■ Information provided ■
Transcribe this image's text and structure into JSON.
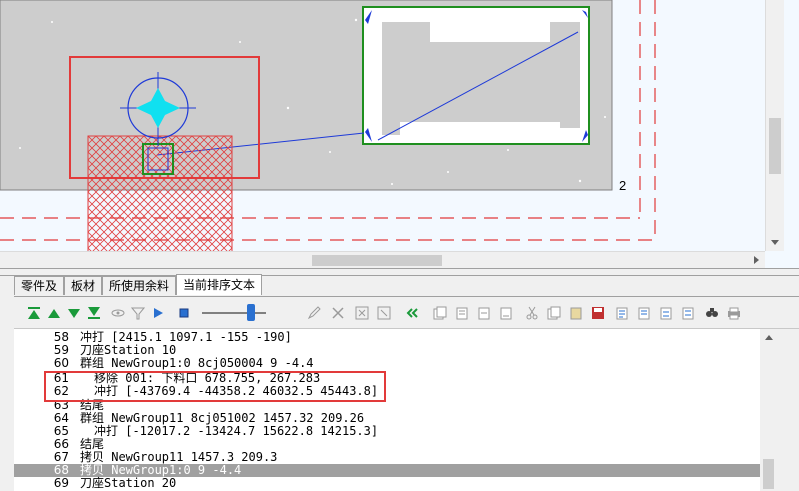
{
  "canvas": {
    "part_number_label": "2"
  },
  "tabs": [
    {
      "label": "零件及",
      "active": false
    },
    {
      "label": "板材",
      "active": false
    },
    {
      "label": "所使用余料",
      "active": false
    },
    {
      "label": "当前排序文本",
      "active": true
    }
  ],
  "toolbar": {
    "icons": [
      "move-top-icon",
      "move-up-icon",
      "move-down-icon",
      "move-bottom-icon",
      "eye-icon",
      "filter-icon",
      "play-icon",
      "stop-icon",
      "slider-icon",
      "edit-icon",
      "delete-icon",
      "delete-group-icon",
      "clear-icon",
      "back-icon",
      "copy-icon",
      "paste-icon",
      "undo-icon",
      "redo-icon",
      "cut-icon",
      "copy2-icon",
      "paste2-icon",
      "save-icon",
      "list-icon",
      "list2-icon",
      "list3-icon",
      "list4-icon",
      "find-icon",
      "print-icon"
    ]
  },
  "lines": [
    {
      "num": "58",
      "text": "冲打 [2415.1 1097.1 -155 -190]",
      "indent": false,
      "selected": false
    },
    {
      "num": "59",
      "text": "刀座Station 10",
      "indent": false,
      "selected": false
    },
    {
      "num": "60",
      "text": "群组 NewGroup1:0 8cj050004 9 -4.4",
      "indent": false,
      "selected": false
    },
    {
      "num": "61",
      "text": "移除 001: 下料口 678.755, 267.283",
      "indent": true,
      "selected": false
    },
    {
      "num": "62",
      "text": "冲打 [-43769.4 -44358.2 46032.5 45443.8]",
      "indent": true,
      "selected": false
    },
    {
      "num": "63",
      "text": "结尾",
      "indent": false,
      "selected": false
    },
    {
      "num": "64",
      "text": "群组 NewGroup11 8cj051002 1457.32 209.26",
      "indent": false,
      "selected": false
    },
    {
      "num": "65",
      "text": "冲打 [-12017.2 -13424.7 15622.8 14215.3]",
      "indent": true,
      "selected": false
    },
    {
      "num": "66",
      "text": "结尾",
      "indent": false,
      "selected": false
    },
    {
      "num": "67",
      "text": "拷贝 NewGroup11 1457.3 209.3",
      "indent": false,
      "selected": false
    },
    {
      "num": "68",
      "text": "拷贝 NewGroup1:0 9 -4.4",
      "indent": false,
      "selected": true
    },
    {
      "num": "69",
      "text": "刀座Station 20",
      "indent": false,
      "selected": false
    }
  ]
}
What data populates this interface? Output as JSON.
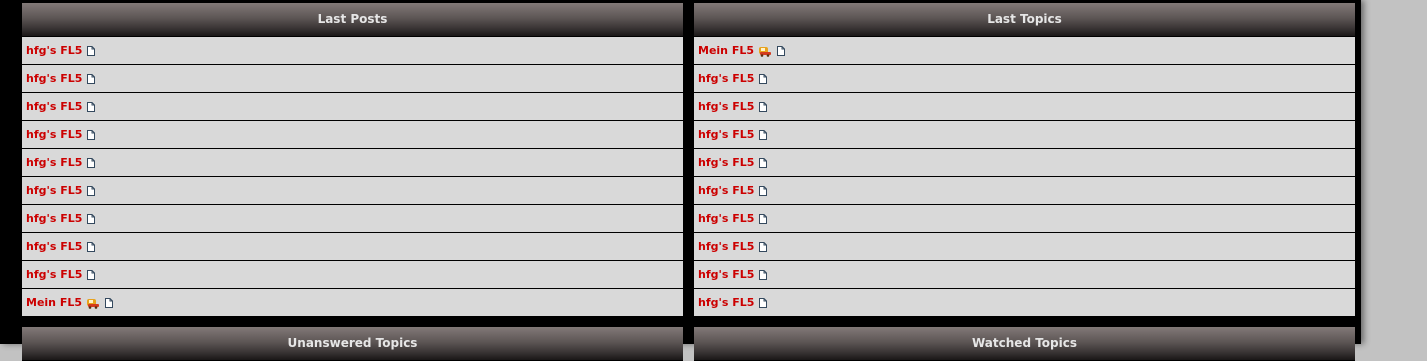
{
  "last_posts": {
    "title": "Last Posts",
    "rows": [
      {
        "label": "hfg's FL5",
        "emoji": false
      },
      {
        "label": "hfg's FL5",
        "emoji": false
      },
      {
        "label": "hfg's FL5",
        "emoji": false
      },
      {
        "label": "hfg's FL5",
        "emoji": false
      },
      {
        "label": "hfg's FL5",
        "emoji": false
      },
      {
        "label": "hfg's FL5",
        "emoji": false
      },
      {
        "label": "hfg's FL5",
        "emoji": false
      },
      {
        "label": "hfg's FL5",
        "emoji": false
      },
      {
        "label": "hfg's FL5",
        "emoji": false
      },
      {
        "label": "Mein FL5",
        "emoji": true
      }
    ]
  },
  "last_topics": {
    "title": "Last Topics",
    "rows": [
      {
        "label": "Mein FL5",
        "emoji": true
      },
      {
        "label": "hfg's FL5",
        "emoji": false
      },
      {
        "label": "hfg's FL5",
        "emoji": false
      },
      {
        "label": "hfg's FL5",
        "emoji": false
      },
      {
        "label": "hfg's FL5",
        "emoji": false
      },
      {
        "label": "hfg's FL5",
        "emoji": false
      },
      {
        "label": "hfg's FL5",
        "emoji": false
      },
      {
        "label": "hfg's FL5",
        "emoji": false
      },
      {
        "label": "hfg's FL5",
        "emoji": false
      },
      {
        "label": "hfg's FL5",
        "emoji": false
      }
    ]
  },
  "unanswered_topics": {
    "title": "Unanswered Topics"
  },
  "watched_topics": {
    "title": "Watched Topics"
  },
  "colors": {
    "link": "#cc0000",
    "row_bg": "#d9d9d9",
    "frame": "#000000",
    "header_text": "#e6e6e6",
    "page_bg": "#c2c2c2"
  },
  "icons": {
    "page": "page-icon",
    "emoji": "car-emoji-icon"
  }
}
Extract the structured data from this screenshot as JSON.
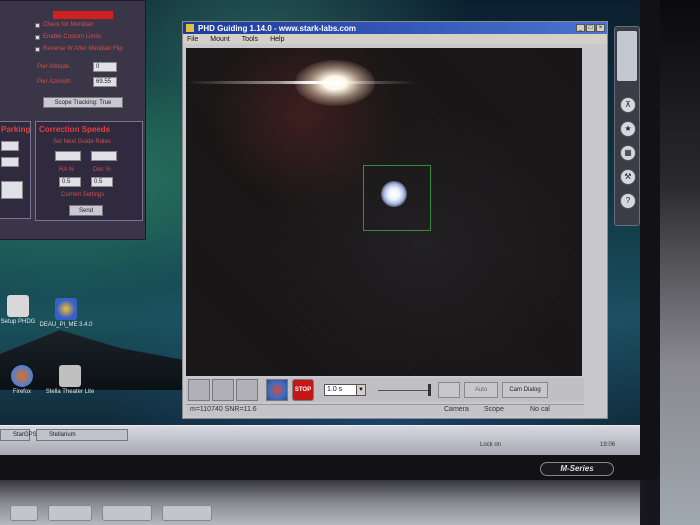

■ Short problem ■
Copy the entries above faithfully and omit every image.

■ Result of the task ■
Transcribe this image's text and structure into JSON.
{
  "canvas": {
    "part_number_label": "2"
  },
  "tabs": [
    {
      "label": "零件及",
      "active": false
    },
    {
      "label": "板材",
      "active": false
    },
    {
      "label": "所使用余料",
      "active": false
    },
    {
      "label": "当前排序文本",
      "active": true
    }
  ],
  "toolbar": {
    "icons": [
      "move-top-icon",
      "move-up-icon",
      "move-down-icon",
      "move-bottom-icon",
      "eye-icon",
      "filter-icon",
      "play-icon",
      "stop-icon",
      "slider-icon",
      "edit-icon",
      "delete-icon",
      "delete-group-icon",
      "clear-icon",
      "back-icon",
      "copy-icon",
      "paste-icon",
      "undo-icon",
      "redo-icon",
      "cut-icon",
      "copy2-icon",
      "paste2-icon",
      "save-icon",
      "list-icon",
      "list2-icon",
      "list3-icon",
      "list4-icon",
      "find-icon",
      "print-icon"
    ]
  },
  "lines": [
    {
      "num": "58",
      "text": "冲打 [2415.1 1097.1 -155 -190]",
      "indent": false,
      "selected": false
    },
    {
      "num": "59",
      "text": "刀座Station 10",
      "indent": false,
      "selected": false
    },
    {
      "num": "60",
      "text": "群组 NewGroup1:0 8cj050004 9 -4.4",
      "indent": false,
      "selected": false
    },
    {
      "num": "61",
      "text": "移除 001: 下料口 678.755, 267.283",
      "indent": true,
      "selected": false
    },
    {
      "num": "62",
      "text": "冲打 [-43769.4 -44358.2 46032.5 45443.8]",
      "indent": true,
      "selected": false
    },
    {
      "num": "63",
      "text": "结尾",
      "indent": false,
      "selected": false
    },
    {
      "num": "64",
      "text": "群组 NewGroup11 8cj051002 1457.32 209.26",
      "indent": false,
      "selected": false
    },
    {
      "num": "65",
      "text": "冲打 [-12017.2 -13424.7 15622.8 14215.3]",
      "indent": true,
      "selected": false
    },
    {
      "num": "66",
      "text": "结尾",
      "indent": false,
      "selected": false
    },
    {
      "num": "67",
      "text": "拷贝 NewGroup11 1457.3 209.3",
      "indent": false,
      "selected": false
    },
    {
      "num": "68",
      "text": "拷贝 NewGroup1:0 9 -4.4",
      "indent": false,
      "selected": true
    },
    {
      "num": "69",
      "text": "刀座Station 20",
      "indent": false,
      "selected": false
    }
  ]
}
What data populates this interface? Output as JSON.
{
  "last_posts": {
    "title": "Last Posts",
    "rows": [
      {
        "label": "hfg's FL5",
        "emoji": false
      },
      {
        "label": "hfg's FL5",
        "emoji": false
      },
      {
        "label": "hfg's FL5",
        "emoji": false
      },
      {
        "label": "hfg's FL5",
        "emoji": false
      },
      {
        "label": "hfg's FL5",
        "emoji": false
      },
      {
        "label": "hfg's FL5",
        "emoji": false
      },
      {
        "label": "hfg's FL5",
        "emoji": false
      },
      {
        "label": "hfg's FL5",
        "emoji": false
      },
      {
        "label": "hfg's FL5",
        "emoji": false
      },
      {
        "label": "Mein FL5",
        "emoji": true
      }
    ]
  },
  "last_topics": {
    "title": "Last Topics",
    "rows": [
      {
        "label": "Mein FL5",
        "emoji": true
      },
      {
        "label": "hfg's FL5",
        "emoji": false
      },
      {
        "label": "hfg's FL5",
        "emoji": false
      },
      {
        "label": "hfg's FL5",
        "emoji": false
      },
      {
        "label": "hfg's FL5",
        "emoji": false
      },
      {
        "label": "hfg's FL5",
        "emoji": false
      },
      {
        "label": "hfg's FL5",
        "emoji": false
      },
      {
        "label": "hfg's FL5",
        "emoji": false
      },
      {
        "label": "hfg's FL5",
        "emoji": false
      },
      {
        "label": "hfg's FL5",
        "emoji": false
      }
    ]
  },
  "unanswered_topics": {
    "title": "Unanswered Topics"
  },
  "watched_topics": {
    "title": "Watched Topics"
  },
  "colors": {
    "link": "#cc0000",
    "row_bg": "#d9d9d9",
    "frame": "#000000",
    "header_text": "#e6e6e6",
    "page_bg": "#c2c2c2"
  },
  "icons": {
    "page": "page-icon",
    "emoji": "car-emoji-icon"
  }
}
Extract the structured data from this screenshot as JSON.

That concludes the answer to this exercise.